● Written task: All lines in the data bearing the string "name" should be identified and copied.

** START Records shown **

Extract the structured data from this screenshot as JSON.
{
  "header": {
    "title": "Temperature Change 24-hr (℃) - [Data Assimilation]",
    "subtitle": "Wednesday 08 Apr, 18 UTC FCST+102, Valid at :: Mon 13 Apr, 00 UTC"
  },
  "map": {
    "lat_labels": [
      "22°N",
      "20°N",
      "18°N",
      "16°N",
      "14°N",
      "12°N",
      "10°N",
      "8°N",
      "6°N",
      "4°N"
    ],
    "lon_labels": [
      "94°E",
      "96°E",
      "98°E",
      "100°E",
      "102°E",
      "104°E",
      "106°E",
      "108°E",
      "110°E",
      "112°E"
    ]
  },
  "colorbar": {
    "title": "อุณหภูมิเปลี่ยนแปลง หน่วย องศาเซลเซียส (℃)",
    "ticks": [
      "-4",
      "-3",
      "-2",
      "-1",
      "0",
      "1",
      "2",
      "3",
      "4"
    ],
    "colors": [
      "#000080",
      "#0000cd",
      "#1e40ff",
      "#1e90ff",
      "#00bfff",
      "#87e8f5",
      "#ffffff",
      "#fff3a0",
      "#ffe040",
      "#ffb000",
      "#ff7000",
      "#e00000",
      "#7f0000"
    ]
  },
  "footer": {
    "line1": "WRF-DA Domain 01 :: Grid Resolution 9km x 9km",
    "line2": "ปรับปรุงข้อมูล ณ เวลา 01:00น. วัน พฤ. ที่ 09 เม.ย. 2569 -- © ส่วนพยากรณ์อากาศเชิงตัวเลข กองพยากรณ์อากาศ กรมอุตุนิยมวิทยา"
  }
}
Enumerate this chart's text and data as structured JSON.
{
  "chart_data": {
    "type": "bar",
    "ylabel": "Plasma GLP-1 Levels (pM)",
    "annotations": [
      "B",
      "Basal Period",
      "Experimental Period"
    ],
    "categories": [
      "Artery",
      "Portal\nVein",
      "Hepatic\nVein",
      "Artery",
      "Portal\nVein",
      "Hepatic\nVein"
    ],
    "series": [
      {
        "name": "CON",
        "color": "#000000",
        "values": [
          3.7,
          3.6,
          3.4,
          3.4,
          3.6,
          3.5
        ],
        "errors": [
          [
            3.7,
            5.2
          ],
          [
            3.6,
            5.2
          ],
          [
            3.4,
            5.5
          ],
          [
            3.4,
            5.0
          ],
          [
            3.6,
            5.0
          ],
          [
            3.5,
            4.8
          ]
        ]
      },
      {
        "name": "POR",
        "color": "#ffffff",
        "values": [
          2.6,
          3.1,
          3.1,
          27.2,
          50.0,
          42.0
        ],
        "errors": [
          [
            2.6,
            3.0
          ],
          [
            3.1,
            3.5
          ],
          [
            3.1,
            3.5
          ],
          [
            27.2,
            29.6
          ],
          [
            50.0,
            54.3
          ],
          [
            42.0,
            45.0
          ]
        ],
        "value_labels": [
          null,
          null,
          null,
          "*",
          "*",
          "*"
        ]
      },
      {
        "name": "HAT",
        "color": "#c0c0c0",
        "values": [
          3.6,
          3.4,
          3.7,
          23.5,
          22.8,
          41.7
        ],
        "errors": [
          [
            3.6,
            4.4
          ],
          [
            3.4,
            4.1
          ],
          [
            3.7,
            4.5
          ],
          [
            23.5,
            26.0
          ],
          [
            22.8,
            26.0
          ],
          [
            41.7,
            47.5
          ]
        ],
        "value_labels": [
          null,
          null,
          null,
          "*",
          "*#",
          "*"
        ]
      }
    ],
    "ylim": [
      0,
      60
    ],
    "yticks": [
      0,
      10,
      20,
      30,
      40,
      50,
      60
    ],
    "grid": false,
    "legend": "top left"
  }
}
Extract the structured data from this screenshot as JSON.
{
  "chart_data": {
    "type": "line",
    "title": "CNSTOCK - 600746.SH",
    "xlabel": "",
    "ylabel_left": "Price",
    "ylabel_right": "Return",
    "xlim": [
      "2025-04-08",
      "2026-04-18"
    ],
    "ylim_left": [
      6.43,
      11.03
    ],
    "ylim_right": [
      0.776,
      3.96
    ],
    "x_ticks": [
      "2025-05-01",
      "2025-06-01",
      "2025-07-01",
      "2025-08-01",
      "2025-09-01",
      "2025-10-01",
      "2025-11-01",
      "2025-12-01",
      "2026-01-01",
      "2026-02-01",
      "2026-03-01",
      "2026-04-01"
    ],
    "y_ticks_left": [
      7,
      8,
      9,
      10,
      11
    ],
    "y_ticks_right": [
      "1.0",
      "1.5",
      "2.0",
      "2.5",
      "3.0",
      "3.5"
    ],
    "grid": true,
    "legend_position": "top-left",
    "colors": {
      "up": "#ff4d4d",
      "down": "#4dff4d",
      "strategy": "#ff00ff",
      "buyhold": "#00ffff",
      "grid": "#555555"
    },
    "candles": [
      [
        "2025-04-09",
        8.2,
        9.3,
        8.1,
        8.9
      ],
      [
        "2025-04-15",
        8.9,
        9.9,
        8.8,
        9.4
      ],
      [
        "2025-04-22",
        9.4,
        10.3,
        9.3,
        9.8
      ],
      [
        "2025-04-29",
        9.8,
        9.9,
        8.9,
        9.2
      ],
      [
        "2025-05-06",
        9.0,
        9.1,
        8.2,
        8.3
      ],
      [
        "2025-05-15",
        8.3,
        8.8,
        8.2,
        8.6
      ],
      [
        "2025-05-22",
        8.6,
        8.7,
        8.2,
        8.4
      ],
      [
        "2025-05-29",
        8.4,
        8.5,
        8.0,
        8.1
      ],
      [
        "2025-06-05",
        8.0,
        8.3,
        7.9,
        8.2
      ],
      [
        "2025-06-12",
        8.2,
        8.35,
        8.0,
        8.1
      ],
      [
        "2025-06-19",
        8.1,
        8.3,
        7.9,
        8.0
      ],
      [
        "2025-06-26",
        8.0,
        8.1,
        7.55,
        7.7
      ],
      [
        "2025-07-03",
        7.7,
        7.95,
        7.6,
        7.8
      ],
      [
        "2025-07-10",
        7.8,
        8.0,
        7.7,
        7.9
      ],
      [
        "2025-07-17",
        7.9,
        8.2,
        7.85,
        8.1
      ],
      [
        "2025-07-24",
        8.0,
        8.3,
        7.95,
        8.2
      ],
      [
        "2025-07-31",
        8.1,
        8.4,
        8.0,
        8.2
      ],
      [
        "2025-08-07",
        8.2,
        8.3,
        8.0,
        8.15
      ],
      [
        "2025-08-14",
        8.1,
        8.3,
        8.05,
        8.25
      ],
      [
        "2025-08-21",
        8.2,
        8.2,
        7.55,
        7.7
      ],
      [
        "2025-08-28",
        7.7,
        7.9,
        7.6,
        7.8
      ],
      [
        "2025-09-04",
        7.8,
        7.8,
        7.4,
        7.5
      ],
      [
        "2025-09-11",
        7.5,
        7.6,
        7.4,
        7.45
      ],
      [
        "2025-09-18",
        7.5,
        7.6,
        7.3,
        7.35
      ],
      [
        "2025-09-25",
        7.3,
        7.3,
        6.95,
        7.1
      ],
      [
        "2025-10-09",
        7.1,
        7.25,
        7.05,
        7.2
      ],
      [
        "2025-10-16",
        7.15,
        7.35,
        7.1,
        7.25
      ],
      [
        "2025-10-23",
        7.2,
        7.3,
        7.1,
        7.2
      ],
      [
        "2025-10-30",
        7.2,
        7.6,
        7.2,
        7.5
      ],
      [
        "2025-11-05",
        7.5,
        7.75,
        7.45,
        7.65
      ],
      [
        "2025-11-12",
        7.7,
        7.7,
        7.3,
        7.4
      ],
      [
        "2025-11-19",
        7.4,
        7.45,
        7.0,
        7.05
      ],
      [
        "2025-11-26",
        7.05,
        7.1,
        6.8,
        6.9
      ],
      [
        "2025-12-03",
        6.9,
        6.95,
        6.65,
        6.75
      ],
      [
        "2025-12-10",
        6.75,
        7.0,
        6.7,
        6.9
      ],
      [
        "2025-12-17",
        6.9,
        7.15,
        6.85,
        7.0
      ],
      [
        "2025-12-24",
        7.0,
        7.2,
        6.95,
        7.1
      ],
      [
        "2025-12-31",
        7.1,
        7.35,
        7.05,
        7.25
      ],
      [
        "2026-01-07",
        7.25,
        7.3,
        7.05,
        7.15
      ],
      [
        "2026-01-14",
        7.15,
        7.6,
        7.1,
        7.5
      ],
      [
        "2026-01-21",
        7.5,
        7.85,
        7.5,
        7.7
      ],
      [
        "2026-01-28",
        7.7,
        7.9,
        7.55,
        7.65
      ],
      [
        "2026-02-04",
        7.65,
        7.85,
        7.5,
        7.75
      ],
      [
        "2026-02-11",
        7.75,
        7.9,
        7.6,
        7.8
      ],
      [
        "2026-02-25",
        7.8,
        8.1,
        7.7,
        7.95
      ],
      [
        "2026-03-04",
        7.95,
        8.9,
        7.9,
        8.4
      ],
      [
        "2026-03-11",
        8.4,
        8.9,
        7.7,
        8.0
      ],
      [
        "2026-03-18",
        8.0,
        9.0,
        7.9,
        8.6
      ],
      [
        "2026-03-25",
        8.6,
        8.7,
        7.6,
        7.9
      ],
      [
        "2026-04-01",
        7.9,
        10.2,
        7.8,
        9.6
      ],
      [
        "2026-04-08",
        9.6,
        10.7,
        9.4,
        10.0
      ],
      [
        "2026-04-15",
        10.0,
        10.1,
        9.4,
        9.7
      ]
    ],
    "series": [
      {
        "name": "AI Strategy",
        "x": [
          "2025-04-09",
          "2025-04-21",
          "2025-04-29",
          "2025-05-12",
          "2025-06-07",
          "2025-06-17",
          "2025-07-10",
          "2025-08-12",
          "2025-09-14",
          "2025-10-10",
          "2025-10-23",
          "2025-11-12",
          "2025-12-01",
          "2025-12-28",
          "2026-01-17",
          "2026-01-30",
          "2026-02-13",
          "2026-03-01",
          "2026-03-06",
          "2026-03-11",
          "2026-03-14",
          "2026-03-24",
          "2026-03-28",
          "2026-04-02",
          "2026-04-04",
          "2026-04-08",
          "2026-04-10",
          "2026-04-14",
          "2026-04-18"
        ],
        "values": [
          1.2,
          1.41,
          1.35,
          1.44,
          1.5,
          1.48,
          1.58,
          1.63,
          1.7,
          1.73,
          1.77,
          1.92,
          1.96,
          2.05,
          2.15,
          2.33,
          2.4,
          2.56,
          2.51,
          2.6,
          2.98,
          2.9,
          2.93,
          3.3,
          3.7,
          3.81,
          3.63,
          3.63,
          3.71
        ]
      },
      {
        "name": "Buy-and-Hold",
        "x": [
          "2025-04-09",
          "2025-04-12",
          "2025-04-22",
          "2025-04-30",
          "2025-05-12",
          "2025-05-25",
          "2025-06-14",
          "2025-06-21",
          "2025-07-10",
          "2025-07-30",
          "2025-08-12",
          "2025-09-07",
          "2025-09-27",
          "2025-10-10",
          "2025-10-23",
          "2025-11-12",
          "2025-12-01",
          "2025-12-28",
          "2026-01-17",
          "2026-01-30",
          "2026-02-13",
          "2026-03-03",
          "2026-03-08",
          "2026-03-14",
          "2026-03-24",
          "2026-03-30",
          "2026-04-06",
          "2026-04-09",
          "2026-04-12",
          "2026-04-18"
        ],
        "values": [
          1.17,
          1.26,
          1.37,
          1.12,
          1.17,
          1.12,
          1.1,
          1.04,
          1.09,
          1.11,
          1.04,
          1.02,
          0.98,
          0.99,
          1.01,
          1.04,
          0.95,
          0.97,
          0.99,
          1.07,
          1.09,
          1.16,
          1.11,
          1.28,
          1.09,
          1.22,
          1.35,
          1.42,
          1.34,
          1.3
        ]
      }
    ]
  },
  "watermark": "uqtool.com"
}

** END Records shown **

● Completed exercise:
        "name": "CON",
        "name": "POR",
        "name": "HAT",
        "name": "AI Strategy",
        "name": "Buy-and-Hold",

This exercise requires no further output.